━━━━━ DATASET CONTENT

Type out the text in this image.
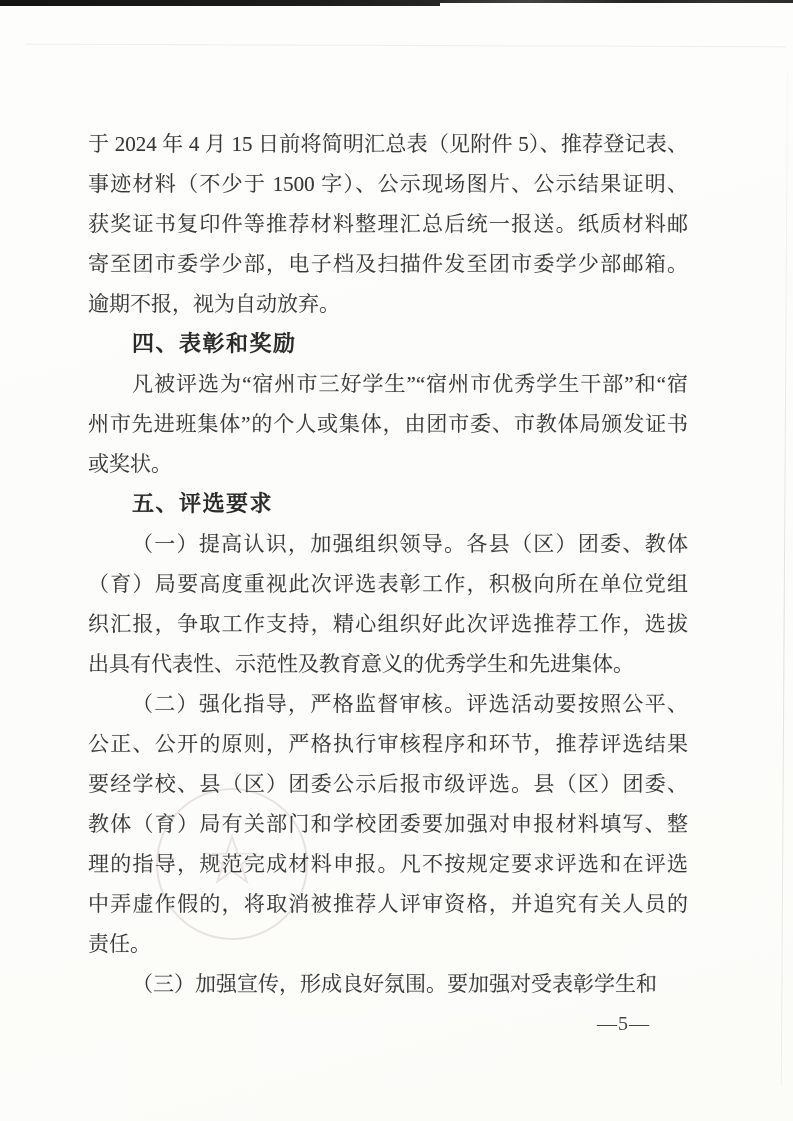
☆
于 2024 年 4 月 15 日前将简明汇总表（见附件 5）、推荐登记表、
事迹材料（不少于 1500 字）、公示现场图片、公示结果证明、
获奖证书复印件等推荐材料整理汇总后统一报送。纸质材料邮
寄至团市委学少部，电子档及扫描件发至团市委学少部邮箱。
逾期不报，视为自动放弃。
四、表彰和奖励
凡被评选为“宿州市三好学生”“宿州市优秀学生干部”和“宿
州市先进班集体”的个人或集体，由团市委、市教体局颁发证书
或奖状。
五、评选要求
（一）提高认识，加强组织领导。各县（区）团委、教体
（育）局要高度重视此次评选表彰工作，积极向所在单位党组
织汇报，争取工作支持，精心组织好此次评选推荐工作，选拔
出具有代表性、示范性及教育意义的优秀学生和先进集体。
（二）强化指导，严格监督审核。评选活动要按照公平、
公正、公开的原则，严格执行审核程序和环节，推荐评选结果
要经学校、县（区）团委公示后报市级评选。县（区）团委、
教体（育）局有关部门和学校团委要加强对申报材料填写、整
理的指导，规范完成材料申报。凡不按规定要求评选和在评选
中弄虚作假的，将取消被推荐人评审资格，并追究有关人员的
责任。
（三）加强宣传，形成良好氛围。要加强对受表彰学生和
—5—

━━━━━━━━━━

### INSTRUCTIONS TO FOLLOW
Leave out the pictures and print every line of the data exactly.

### RESULT OF THIS TASK
Type out the text in this image.
☆
于 2024 年 4 月 15 日前将简明汇总表（见附件 5）、推荐登记表、
事迹材料（不少于 1500 字）、公示现场图片、公示结果证明、
获奖证书复印件等推荐材料整理汇总后统一报送。纸质材料邮
寄至团市委学少部，电子档及扫描件发至团市委学少部邮箱。
逾期不报，视为自动放弃。
四、表彰和奖励
凡被评选为“宿州市三好学生”“宿州市优秀学生干部”和“宿
州市先进班集体”的个人或集体，由团市委、市教体局颁发证书
或奖状。
五、评选要求
（一）提高认识，加强组织领导。各县（区）团委、教体
（育）局要高度重视此次评选表彰工作，积极向所在单位党组
织汇报，争取工作支持，精心组织好此次评选推荐工作，选拔
出具有代表性、示范性及教育意义的优秀学生和先进集体。
（二）强化指导，严格监督审核。评选活动要按照公平、
公正、公开的原则，严格执行审核程序和环节，推荐评选结果
要经学校、县（区）团委公示后报市级评选。县（区）团委、
教体（育）局有关部门和学校团委要加强对申报材料填写、整
理的指导，规范完成材料申报。凡不按规定要求评选和在评选
中弄虚作假的，将取消被推荐人评审资格，并追究有关人员的
责任。
（三）加强宣传，形成良好氛围。要加强对受表彰学生和
—5—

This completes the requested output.